-- Start --

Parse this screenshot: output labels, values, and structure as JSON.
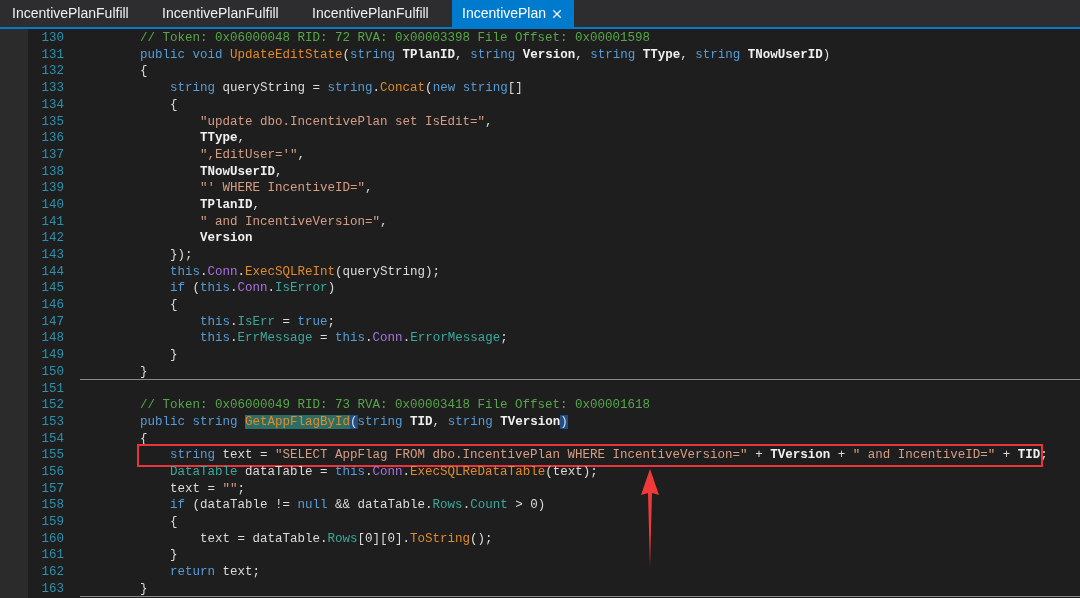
{
  "tabs": [
    {
      "label": "IncentivePlanFulfill",
      "selected": false
    },
    {
      "label": "IncentivePlanFulfill",
      "selected": false
    },
    {
      "label": "IncentivePlanFulfill",
      "selected": false
    },
    {
      "label": "IncentivePlan",
      "selected": true
    }
  ],
  "lines": [
    {
      "number": "130",
      "tokens": [
        {
          "kind": "comment",
          "text": "        // Token: 0x06000048 RID: 72 RVA: 0x00003398 File Offset: 0x00001598"
        }
      ]
    },
    {
      "number": "131",
      "tokens": [
        {
          "kind": "keyword",
          "text": "        public void "
        },
        {
          "kind": "method",
          "text": "UpdateEditState"
        },
        {
          "kind": "plain",
          "text": "("
        },
        {
          "kind": "keyword",
          "text": "string "
        },
        {
          "kind": "param",
          "text": "TPlanID"
        },
        {
          "kind": "plain",
          "text": ", "
        },
        {
          "kind": "keyword",
          "text": "string "
        },
        {
          "kind": "param",
          "text": "Version"
        },
        {
          "kind": "plain",
          "text": ", "
        },
        {
          "kind": "keyword",
          "text": "string "
        },
        {
          "kind": "param",
          "text": "TType"
        },
        {
          "kind": "plain",
          "text": ", "
        },
        {
          "kind": "keyword",
          "text": "string "
        },
        {
          "kind": "param",
          "text": "TNowUserID"
        },
        {
          "kind": "plain",
          "text": ")"
        }
      ]
    },
    {
      "number": "132",
      "tokens": [
        {
          "kind": "plain",
          "text": "        {"
        }
      ]
    },
    {
      "number": "133",
      "tokens": [
        {
          "kind": "keyword",
          "text": "            string "
        },
        {
          "kind": "plain",
          "text": "queryString = "
        },
        {
          "kind": "keyword",
          "text": "string"
        },
        {
          "kind": "plain",
          "text": "."
        },
        {
          "kind": "method",
          "text": "Concat"
        },
        {
          "kind": "plain",
          "text": "("
        },
        {
          "kind": "keyword",
          "text": "new string"
        },
        {
          "kind": "plain",
          "text": "[]"
        }
      ]
    },
    {
      "number": "134",
      "tokens": [
        {
          "kind": "plain",
          "text": "            {"
        }
      ]
    },
    {
      "number": "135",
      "tokens": [
        {
          "kind": "string",
          "text": "                \"update dbo.IncentivePlan set IsEdit=\""
        },
        {
          "kind": "plain",
          "text": ","
        }
      ]
    },
    {
      "number": "136",
      "tokens": [
        {
          "kind": "param",
          "text": "                TType"
        },
        {
          "kind": "plain",
          "text": ","
        }
      ]
    },
    {
      "number": "137",
      "tokens": [
        {
          "kind": "string",
          "text": "                \",EditUser='\""
        },
        {
          "kind": "plain",
          "text": ","
        }
      ]
    },
    {
      "number": "138",
      "tokens": [
        {
          "kind": "param",
          "text": "                TNowUserID"
        },
        {
          "kind": "plain",
          "text": ","
        }
      ]
    },
    {
      "number": "139",
      "tokens": [
        {
          "kind": "string",
          "text": "                \"' WHERE IncentiveID=\""
        },
        {
          "kind": "plain",
          "text": ","
        }
      ]
    },
    {
      "number": "140",
      "tokens": [
        {
          "kind": "param",
          "text": "                TPlanID"
        },
        {
          "kind": "plain",
          "text": ","
        }
      ]
    },
    {
      "number": "141",
      "tokens": [
        {
          "kind": "string",
          "text": "                \" and IncentiveVersion=\""
        },
        {
          "kind": "plain",
          "text": ","
        }
      ]
    },
    {
      "number": "142",
      "tokens": [
        {
          "kind": "param",
          "text": "                Version"
        }
      ]
    },
    {
      "number": "143",
      "tokens": [
        {
          "kind": "plain",
          "text": "            });"
        }
      ]
    },
    {
      "number": "144",
      "tokens": [
        {
          "kind": "keyword",
          "text": "            this"
        },
        {
          "kind": "plain",
          "text": "."
        },
        {
          "kind": "field",
          "text": "Conn"
        },
        {
          "kind": "plain",
          "text": "."
        },
        {
          "kind": "method",
          "text": "ExecSQLReInt"
        },
        {
          "kind": "plain",
          "text": "(queryString);"
        }
      ]
    },
    {
      "number": "145",
      "tokens": [
        {
          "kind": "keyword",
          "text": "            if "
        },
        {
          "kind": "plain",
          "text": "("
        },
        {
          "kind": "keyword",
          "text": "this"
        },
        {
          "kind": "plain",
          "text": "."
        },
        {
          "kind": "field",
          "text": "Conn"
        },
        {
          "kind": "plain",
          "text": "."
        },
        {
          "kind": "property",
          "text": "IsError"
        },
        {
          "kind": "plain",
          "text": ")"
        }
      ]
    },
    {
      "number": "146",
      "tokens": [
        {
          "kind": "plain",
          "text": "            {"
        }
      ]
    },
    {
      "number": "147",
      "tokens": [
        {
          "kind": "keyword",
          "text": "                this"
        },
        {
          "kind": "plain",
          "text": "."
        },
        {
          "kind": "property",
          "text": "IsErr"
        },
        {
          "kind": "plain",
          "text": " = "
        },
        {
          "kind": "keyword",
          "text": "true"
        },
        {
          "kind": "plain",
          "text": ";"
        }
      ]
    },
    {
      "number": "148",
      "tokens": [
        {
          "kind": "keyword",
          "text": "                this"
        },
        {
          "kind": "plain",
          "text": "."
        },
        {
          "kind": "property",
          "text": "ErrMessage"
        },
        {
          "kind": "plain",
          "text": " = "
        },
        {
          "kind": "keyword",
          "text": "this"
        },
        {
          "kind": "plain",
          "text": "."
        },
        {
          "kind": "field",
          "text": "Conn"
        },
        {
          "kind": "plain",
          "text": "."
        },
        {
          "kind": "property",
          "text": "ErrorMessage"
        },
        {
          "kind": "plain",
          "text": ";"
        }
      ]
    },
    {
      "number": "149",
      "tokens": [
        {
          "kind": "plain",
          "text": "            }"
        }
      ]
    },
    {
      "number": "150",
      "separator": true,
      "tokens": [
        {
          "kind": "plain",
          "text": "        }"
        }
      ]
    },
    {
      "number": "151"
    },
    {
      "number": "152",
      "tokens": [
        {
          "kind": "comment",
          "text": "        // Token: 0x06000049 RID: 73 RVA: 0x00003418 File Offset: 0x00001618"
        }
      ]
    },
    {
      "number": "153",
      "tokens": [
        {
          "kind": "keyword",
          "text": "        public string "
        },
        {
          "kind": "method",
          "text": "GetAppFlagById",
          "selected": true
        },
        {
          "kind": "plain",
          "text": "(",
          "brace_matched": true
        },
        {
          "kind": "keyword",
          "text": "string "
        },
        {
          "kind": "param",
          "text": "TID"
        },
        {
          "kind": "plain",
          "text": ", "
        },
        {
          "kind": "keyword",
          "text": "string "
        },
        {
          "kind": "param",
          "text": "TVersion"
        },
        {
          "kind": "plain",
          "text": ")",
          "brace_matched": true
        }
      ]
    },
    {
      "number": "154",
      "tokens": [
        {
          "kind": "plain",
          "text": "        {"
        }
      ]
    },
    {
      "number": "155",
      "boxed": true,
      "tokens": [
        {
          "kind": "keyword",
          "text": "            string "
        },
        {
          "kind": "plain",
          "text": "text = "
        },
        {
          "kind": "string",
          "text": "\"SELECT AppFlag FROM dbo.IncentivePlan WHERE IncentiveVersion=\""
        },
        {
          "kind": "plain",
          "text": " + "
        },
        {
          "kind": "param",
          "text": "TVersion"
        },
        {
          "kind": "plain",
          "text": " + "
        },
        {
          "kind": "string",
          "text": "\" and IncentiveID=\""
        },
        {
          "kind": "plain",
          "text": " + "
        },
        {
          "kind": "param",
          "text": "TID"
        },
        {
          "kind": "plain",
          "text": ";"
        }
      ]
    },
    {
      "number": "156",
      "tokens": [
        {
          "kind": "property",
          "text": "            DataTable "
        },
        {
          "kind": "plain",
          "text": "dataTable = "
        },
        {
          "kind": "keyword",
          "text": "this"
        },
        {
          "kind": "plain",
          "text": "."
        },
        {
          "kind": "field",
          "text": "Conn"
        },
        {
          "kind": "plain",
          "text": "."
        },
        {
          "kind": "method",
          "text": "ExecSQLReDataTable"
        },
        {
          "kind": "plain",
          "text": "(text);"
        }
      ]
    },
    {
      "number": "157",
      "tokens": [
        {
          "kind": "plain",
          "text": "            text = "
        },
        {
          "kind": "string",
          "text": "\"\""
        },
        {
          "kind": "plain",
          "text": ";"
        }
      ]
    },
    {
      "number": "158",
      "tokens": [
        {
          "kind": "keyword",
          "text": "            if "
        },
        {
          "kind": "plain",
          "text": "(dataTable != "
        },
        {
          "kind": "keyword",
          "text": "null"
        },
        {
          "kind": "plain",
          "text": " && dataTable."
        },
        {
          "kind": "property",
          "text": "Rows"
        },
        {
          "kind": "plain",
          "text": "."
        },
        {
          "kind": "property",
          "text": "Count"
        },
        {
          "kind": "plain",
          "text": " > 0)"
        }
      ]
    },
    {
      "number": "159",
      "tokens": [
        {
          "kind": "plain",
          "text": "            {"
        }
      ]
    },
    {
      "number": "160",
      "tokens": [
        {
          "kind": "plain",
          "text": "                text = dataTable."
        },
        {
          "kind": "property",
          "text": "Rows"
        },
        {
          "kind": "plain",
          "text": "[0][0]."
        },
        {
          "kind": "method",
          "text": "ToString"
        },
        {
          "kind": "plain",
          "text": "();"
        }
      ]
    },
    {
      "number": "161",
      "tokens": [
        {
          "kind": "plain",
          "text": "            }"
        }
      ]
    },
    {
      "number": "162",
      "tokens": [
        {
          "kind": "keyword",
          "text": "            return "
        },
        {
          "kind": "plain",
          "text": "text;"
        }
      ]
    },
    {
      "number": "163",
      "separator": true,
      "tokens": [
        {
          "kind": "plain",
          "text": "        }"
        }
      ]
    }
  ]
}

-- End --

Aim of the task:
Find each line holding the word "public" and copy it.

Output of the task:
          "text": "        public void "
          "text": "        public string "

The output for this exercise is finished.